#### TASK BRIEF:
The records that follow must be reproduced in full, exactly as written.

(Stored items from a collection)
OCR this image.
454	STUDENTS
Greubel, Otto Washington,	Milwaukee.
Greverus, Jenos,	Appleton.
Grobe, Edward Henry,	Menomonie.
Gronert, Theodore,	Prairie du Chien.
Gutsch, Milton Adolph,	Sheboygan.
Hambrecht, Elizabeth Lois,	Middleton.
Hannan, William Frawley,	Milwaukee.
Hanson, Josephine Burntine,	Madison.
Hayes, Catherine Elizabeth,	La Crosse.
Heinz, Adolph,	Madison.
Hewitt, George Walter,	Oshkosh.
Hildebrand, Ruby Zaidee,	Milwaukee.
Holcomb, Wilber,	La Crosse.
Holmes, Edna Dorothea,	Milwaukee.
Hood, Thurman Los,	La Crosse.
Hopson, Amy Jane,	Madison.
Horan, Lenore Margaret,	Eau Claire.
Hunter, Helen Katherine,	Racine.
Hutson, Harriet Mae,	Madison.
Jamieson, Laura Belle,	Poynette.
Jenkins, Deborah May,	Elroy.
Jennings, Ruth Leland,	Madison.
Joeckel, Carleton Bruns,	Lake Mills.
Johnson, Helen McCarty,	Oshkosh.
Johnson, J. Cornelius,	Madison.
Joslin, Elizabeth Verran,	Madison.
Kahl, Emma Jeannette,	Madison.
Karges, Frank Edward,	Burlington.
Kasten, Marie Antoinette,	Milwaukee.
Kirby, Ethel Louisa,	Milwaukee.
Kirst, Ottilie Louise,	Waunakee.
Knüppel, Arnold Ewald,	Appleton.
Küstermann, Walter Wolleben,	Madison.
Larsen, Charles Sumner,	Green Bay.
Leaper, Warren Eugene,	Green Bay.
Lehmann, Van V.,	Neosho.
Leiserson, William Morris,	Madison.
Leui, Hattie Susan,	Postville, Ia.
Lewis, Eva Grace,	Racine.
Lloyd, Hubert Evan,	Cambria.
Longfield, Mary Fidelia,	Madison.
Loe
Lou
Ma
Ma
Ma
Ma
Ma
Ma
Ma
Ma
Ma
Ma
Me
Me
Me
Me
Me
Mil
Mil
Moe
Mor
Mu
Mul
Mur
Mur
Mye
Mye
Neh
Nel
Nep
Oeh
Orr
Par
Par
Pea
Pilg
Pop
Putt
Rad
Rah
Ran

#### ANSWER TO THIS PROBLEM:
OCR this image.
454	STUDENTS
Greubel, Otto Washington,	Milwaukee.
Greverus, Jenos,	Appleton.
Grobe, Edward Henry,	Menomonie.
Gronert, Theodore,	Prairie du Chien.
Gutsch, Milton Adolph,	Sheboygan.
Hambrecht, Elizabeth Lois,	Middleton.
Hannan, William Frawley,	Milwaukee.
Hanson, Josephine Burntine,	Madison.
Hayes, Catherine Elizabeth,	La Crosse.
Heinz, Adolph,	Madison.
Hewitt, George Walter,	Oshkosh.
Hildebrand, Ruby Zaidee,	Milwaukee.
Holcomb, Wilber,	La Crosse.
Holmes, Edna Dorothea,	Milwaukee.
Hood, Thurman Los,	La Crosse.
Hopson, Amy Jane,	Madison.
Horan, Lenore Margaret,	Eau Claire.
Hunter, Helen Katherine,	Racine.
Hutson, Harriet Mae,	Madison.
Jamieson, Laura Belle,	Poynette.
Jenkins, Deborah May,	Elroy.
Jennings, Ruth Leland,	Madison.
Joeckel, Carleton Bruns,	Lake Mills.
Johnson, Helen McCarty,	Oshkosh.
Johnson, J. Cornelius,	Madison.
Joslin, Elizabeth Verran,	Madison.
Kahl, Emma Jeannette,	Madison.
Karges, Frank Edward,	Burlington.
Kasten, Marie Antoinette,	Milwaukee.
Kirby, Ethel Louisa,	Milwaukee.
Kirst, Ottilie Louise,	Waunakee.
Knüppel, Arnold Ewald,	Appleton.
Küstermann, Walter Wolleben,	Madison.
Larsen, Charles Sumner,	Green Bay.
Leaper, Warren Eugene,	Green Bay.
Lehmann, Van V.,	Neosho.
Leiserson, William Morris,	Madison.
Leui, Hattie Susan,	Postville, Ia.
Lewis, Eva Grace,	Racine.
Lloyd, Hubert Evan,	Cambria.
Longfield, Mary Fidelia,	Madison.
Loe
Lou
Ma
Ma
Ma
Ma
Ma
Ma
Ma
Ma
Ma
Ma
Me
Me
Me
Me
Me
Mil
Mil
Moe
Mor
Mu
Mul
Mur
Mur
Mye
Mye
Neh
Nel
Nep
Oeh
Orr
Par
Par
Pea
Pilg
Pop
Putt
Rad
Rah
Ran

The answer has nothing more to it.